* [Short problem] Go through the material below and copy each line where the word "sliders" appears.

------------------------

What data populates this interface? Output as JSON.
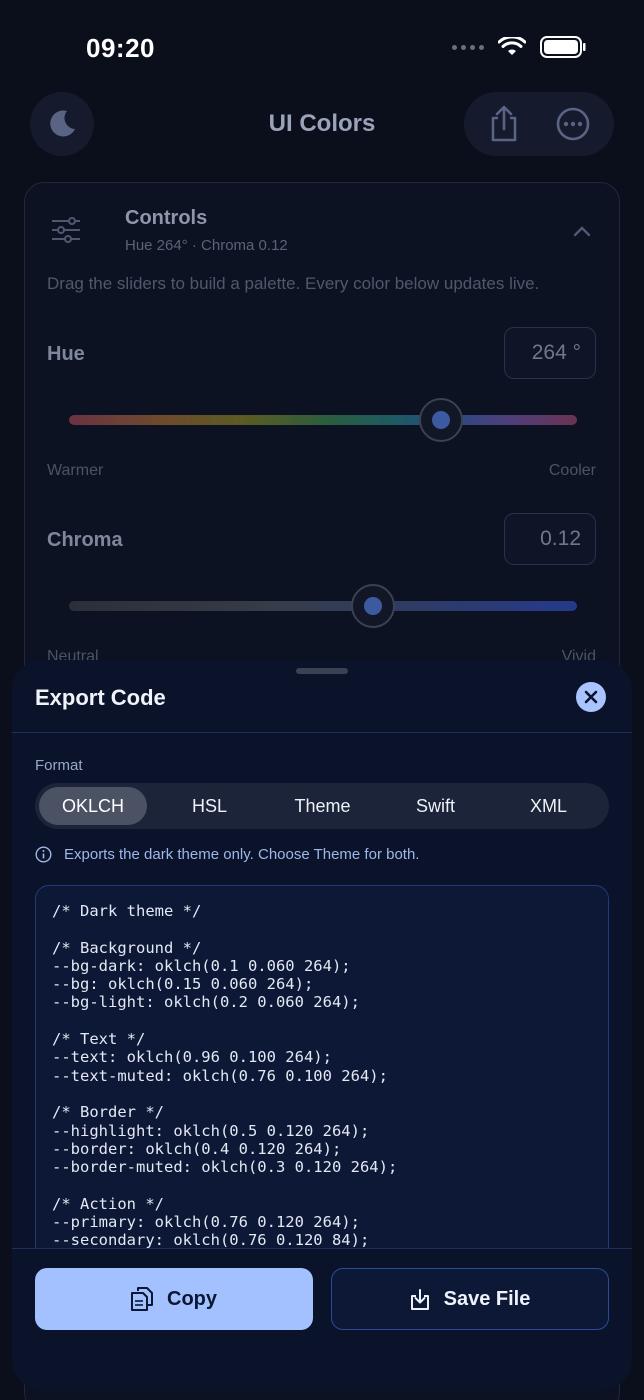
{
  "status_bar": {
    "time": "09:20"
  },
  "nav": {
    "title": "UI Colors"
  },
  "controls": {
    "title": "Controls",
    "subtitle": "Hue 264°  ·  Chroma 0.12",
    "description": "Drag the sliders to build a palette. Every color below updates live.",
    "hue": {
      "label": "Hue",
      "value_text": "264 °",
      "value": 264,
      "min_label": "Warmer",
      "max_label": "Cooler",
      "position_fraction": 0.733
    },
    "chroma": {
      "label": "Chroma",
      "value_text": "0.12",
      "value": 0.12,
      "min_label": "Neutral",
      "max_label": "Vivid",
      "position_fraction": 0.6
    }
  },
  "sheet": {
    "title": "Export Code",
    "format_label": "Format",
    "formats": [
      "OKLCH",
      "HSL",
      "Theme",
      "Swift",
      "XML"
    ],
    "selected_format": "OKLCH",
    "info_text": "Exports the dark theme only. Choose Theme for both.",
    "code_lines": [
      "/* Dark theme */",
      "",
      "/* Background */",
      "--bg-dark: oklch(0.1 0.060 264);",
      "--bg: oklch(0.15 0.060 264);",
      "--bg-light: oklch(0.2 0.060 264);",
      "",
      "/* Text */",
      "--text: oklch(0.96 0.100 264);",
      "--text-muted: oklch(0.76 0.100 264);",
      "",
      "/* Border */",
      "--highlight: oklch(0.5 0.120 264);",
      "--border: oklch(0.4 0.120 264);",
      "--border-muted: oklch(0.3 0.120 264);",
      "",
      "/* Action */",
      "--primary: oklch(0.76 0.120 264);",
      "--secondary: oklch(0.76 0.120 84);"
    ],
    "copy_label": "Copy",
    "save_label": "Save File"
  },
  "colors": {
    "accent": "#a3c1ff",
    "background": "#0b0f1c",
    "sheet": "#0a132a"
  },
  "icons": [
    "moon-icon",
    "share-icon",
    "more-icon",
    "sliders-icon",
    "chevron-up-icon",
    "close-icon",
    "info-icon",
    "copy-icon",
    "download-icon",
    "wifi-icon",
    "battery-icon"
  ]
}
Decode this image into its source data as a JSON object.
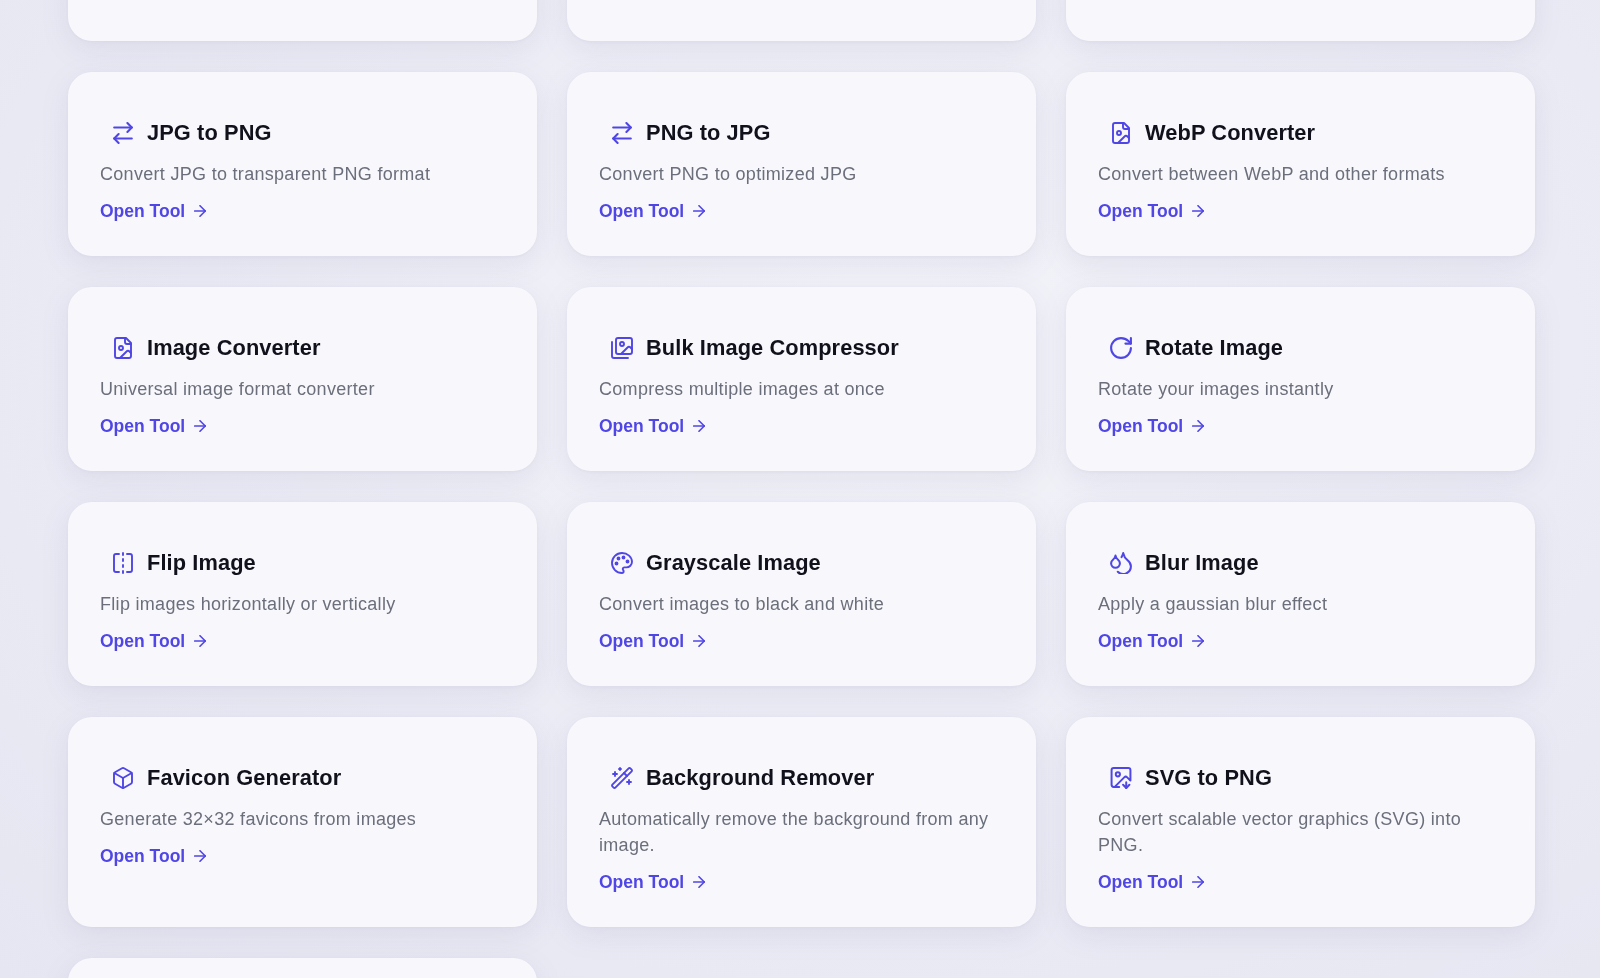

------------------------

* [Output below]
    "description": "Drag the sliders to build a palette. Every color below updates live.",
    "sliders-icon",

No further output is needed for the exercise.